Spatial layout entries
-- Begin --

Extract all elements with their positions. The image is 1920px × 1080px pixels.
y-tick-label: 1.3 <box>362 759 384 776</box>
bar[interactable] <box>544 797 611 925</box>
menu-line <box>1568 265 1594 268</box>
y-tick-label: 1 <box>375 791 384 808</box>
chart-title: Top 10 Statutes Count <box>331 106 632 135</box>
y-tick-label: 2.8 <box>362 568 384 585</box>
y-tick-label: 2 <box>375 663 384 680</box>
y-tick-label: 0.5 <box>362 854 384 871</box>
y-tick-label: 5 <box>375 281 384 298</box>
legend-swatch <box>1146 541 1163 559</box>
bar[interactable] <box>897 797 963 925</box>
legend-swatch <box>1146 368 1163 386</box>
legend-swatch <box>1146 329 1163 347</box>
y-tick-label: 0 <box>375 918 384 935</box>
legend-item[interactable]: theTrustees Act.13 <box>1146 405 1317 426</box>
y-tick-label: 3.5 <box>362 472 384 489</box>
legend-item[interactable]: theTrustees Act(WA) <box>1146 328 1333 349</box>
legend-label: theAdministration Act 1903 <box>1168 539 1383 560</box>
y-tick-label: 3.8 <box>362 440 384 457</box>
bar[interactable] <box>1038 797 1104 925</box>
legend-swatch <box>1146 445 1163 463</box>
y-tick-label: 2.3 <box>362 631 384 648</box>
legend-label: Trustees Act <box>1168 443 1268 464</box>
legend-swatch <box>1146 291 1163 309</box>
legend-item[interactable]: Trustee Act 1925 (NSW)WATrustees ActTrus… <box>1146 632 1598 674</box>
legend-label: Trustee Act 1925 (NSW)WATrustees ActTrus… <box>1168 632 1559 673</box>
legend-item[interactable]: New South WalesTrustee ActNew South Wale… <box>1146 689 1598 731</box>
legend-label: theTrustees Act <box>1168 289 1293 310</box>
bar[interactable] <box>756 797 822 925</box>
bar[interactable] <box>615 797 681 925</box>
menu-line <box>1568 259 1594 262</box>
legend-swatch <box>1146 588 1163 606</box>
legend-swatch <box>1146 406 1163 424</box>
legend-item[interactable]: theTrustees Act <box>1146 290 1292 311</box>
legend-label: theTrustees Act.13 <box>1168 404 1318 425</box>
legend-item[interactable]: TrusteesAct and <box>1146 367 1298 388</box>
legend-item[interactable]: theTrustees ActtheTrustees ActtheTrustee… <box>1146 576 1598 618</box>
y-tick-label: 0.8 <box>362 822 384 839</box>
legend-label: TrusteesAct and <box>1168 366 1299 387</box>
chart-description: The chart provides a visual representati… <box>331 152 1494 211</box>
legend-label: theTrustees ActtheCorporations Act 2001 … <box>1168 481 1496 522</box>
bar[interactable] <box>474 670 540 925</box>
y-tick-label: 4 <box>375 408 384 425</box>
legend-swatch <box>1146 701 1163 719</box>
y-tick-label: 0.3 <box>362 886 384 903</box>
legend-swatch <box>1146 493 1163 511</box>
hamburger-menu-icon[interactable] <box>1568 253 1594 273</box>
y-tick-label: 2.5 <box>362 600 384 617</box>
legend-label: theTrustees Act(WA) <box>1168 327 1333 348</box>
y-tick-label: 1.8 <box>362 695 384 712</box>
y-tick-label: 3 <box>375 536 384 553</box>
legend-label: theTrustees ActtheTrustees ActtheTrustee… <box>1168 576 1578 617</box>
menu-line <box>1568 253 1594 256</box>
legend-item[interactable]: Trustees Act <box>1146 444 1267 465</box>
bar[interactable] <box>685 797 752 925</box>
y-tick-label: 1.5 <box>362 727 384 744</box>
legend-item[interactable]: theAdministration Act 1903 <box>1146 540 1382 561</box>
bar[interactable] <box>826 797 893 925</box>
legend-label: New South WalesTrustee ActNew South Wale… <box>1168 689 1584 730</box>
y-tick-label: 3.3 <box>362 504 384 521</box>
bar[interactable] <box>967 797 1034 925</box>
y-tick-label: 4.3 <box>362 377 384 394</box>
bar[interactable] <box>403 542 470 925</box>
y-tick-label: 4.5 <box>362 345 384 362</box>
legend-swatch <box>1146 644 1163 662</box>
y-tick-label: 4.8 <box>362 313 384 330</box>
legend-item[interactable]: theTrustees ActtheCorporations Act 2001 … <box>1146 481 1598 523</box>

-- End --

Extract every line from the rows above verbatim, changing nothing in any of them.

- **Expected output**:
Extract all elements with their positions. The image is 1920px × 1080px pixels.
y-tick-label: 1.3 <box>362 759 384 776</box>
bar[interactable] <box>544 797 611 925</box>
menu-line <box>1568 265 1594 268</box>
y-tick-label: 1 <box>375 791 384 808</box>
chart-title: Top 10 Statutes Count <box>331 106 632 135</box>
y-tick-label: 2.8 <box>362 568 384 585</box>
y-tick-label: 2 <box>375 663 384 680</box>
y-tick-label: 0.5 <box>362 854 384 871</box>
y-tick-label: 5 <box>375 281 384 298</box>
legend-swatch <box>1146 541 1163 559</box>
bar[interactable] <box>897 797 963 925</box>
legend-swatch <box>1146 368 1163 386</box>
legend-swatch <box>1146 329 1163 347</box>
y-tick-label: 0 <box>375 918 384 935</box>
legend-item[interactable]: theTrustees Act.13 <box>1146 405 1317 426</box>
y-tick-label: 3.5 <box>362 472 384 489</box>
legend-item[interactable]: theTrustees Act(WA) <box>1146 328 1333 349</box>
legend-label: theAdministration Act 1903 <box>1168 539 1383 560</box>
y-tick-label: 3.8 <box>362 440 384 457</box>
bar[interactable] <box>1038 797 1104 925</box>
legend-swatch <box>1146 445 1163 463</box>
y-tick-label: 2.3 <box>362 631 384 648</box>
legend-label: Trustees Act <box>1168 443 1268 464</box>
legend-swatch <box>1146 291 1163 309</box>
legend-item[interactable]: Trustee Act 1925 (NSW)WATrustees ActTrus… <box>1146 632 1598 674</box>
legend-label: Trustee Act 1925 (NSW)WATrustees ActTrus… <box>1168 632 1559 673</box>
legend-item[interactable]: New South WalesTrustee ActNew South Wale… <box>1146 689 1598 731</box>
legend-label: theTrustees Act <box>1168 289 1293 310</box>
bar[interactable] <box>756 797 822 925</box>
bar[interactable] <box>615 797 681 925</box>
menu-line <box>1568 259 1594 262</box>
legend-swatch <box>1146 588 1163 606</box>
legend-swatch <box>1146 406 1163 424</box>
legend-item[interactable]: theTrustees Act <box>1146 290 1292 311</box>
legend-label: theTrustees Act.13 <box>1168 404 1318 425</box>
legend-item[interactable]: TrusteesAct and <box>1146 367 1298 388</box>
legend-item[interactable]: theTrustees ActtheTrustees ActtheTrustee… <box>1146 576 1598 618</box>
y-tick-label: 0.8 <box>362 822 384 839</box>
legend-label: TrusteesAct and <box>1168 366 1299 387</box>
chart-description: The chart provides a visual representati… <box>331 152 1494 211</box>
legend-label: theTrustees ActtheCorporations Act 2001 … <box>1168 481 1496 522</box>
bar[interactable] <box>474 670 540 925</box>
y-tick-label: 4 <box>375 408 384 425</box>
legend-swatch <box>1146 701 1163 719</box>
y-tick-label: 0.3 <box>362 886 384 903</box>
legend-swatch <box>1146 493 1163 511</box>
hamburger-menu-icon[interactable] <box>1568 253 1594 273</box>
y-tick-label: 2.5 <box>362 600 384 617</box>
legend-label: theTrustees Act(WA) <box>1168 327 1333 348</box>
y-tick-label: 1.8 <box>362 695 384 712</box>
y-tick-label: 3 <box>375 536 384 553</box>
legend-label: theTrustees ActtheTrustees ActtheTrustee… <box>1168 576 1578 617</box>
menu-line <box>1568 253 1594 256</box>
legend-item[interactable]: Trustees Act <box>1146 444 1267 465</box>
bar[interactable] <box>685 797 752 925</box>
y-tick-label: 1.5 <box>362 727 384 744</box>
legend-item[interactable]: theAdministration Act 1903 <box>1146 540 1382 561</box>
bar[interactable] <box>826 797 893 925</box>
legend-label: New South WalesTrustee ActNew South Wale… <box>1168 689 1584 730</box>
y-tick-label: 3.3 <box>362 504 384 521</box>
bar[interactable] <box>967 797 1034 925</box>
y-tick-label: 4.3 <box>362 377 384 394</box>
bar[interactable] <box>403 542 470 925</box>
y-tick-label: 4.5 <box>362 345 384 362</box>
legend-swatch <box>1146 644 1163 662</box>
y-tick-label: 4.8 <box>362 313 384 330</box>
legend-item[interactable]: theTrustees ActtheCorporations Act 2001 … <box>1146 481 1598 523</box>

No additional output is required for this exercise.